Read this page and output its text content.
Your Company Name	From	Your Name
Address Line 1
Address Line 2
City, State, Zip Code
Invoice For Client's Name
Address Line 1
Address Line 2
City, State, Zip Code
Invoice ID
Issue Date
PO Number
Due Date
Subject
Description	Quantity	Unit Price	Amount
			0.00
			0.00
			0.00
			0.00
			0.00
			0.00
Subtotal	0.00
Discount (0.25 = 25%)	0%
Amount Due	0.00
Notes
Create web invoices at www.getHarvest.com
━━━━━━━━━━
▶ Directions
Please set down each line of the records exactly as given.

▶ Exercise output
Read this page and output its text content.
Your Company Name	From	Your Name
Address Line 1
Address Line 2
City, State, Zip Code
Invoice For Client's Name
Address Line 1
Address Line 2
City, State, Zip Code
Invoice ID
Issue Date
PO Number
Due Date
Subject
Description	Quantity	Unit Price	Amount
			0.00
			0.00
			0.00
			0.00
			0.00
			0.00
Subtotal	0.00
Discount (0.25 = 25%)	0%
Amount Due	0.00
Notes
Create web invoices at www.getHarvest.com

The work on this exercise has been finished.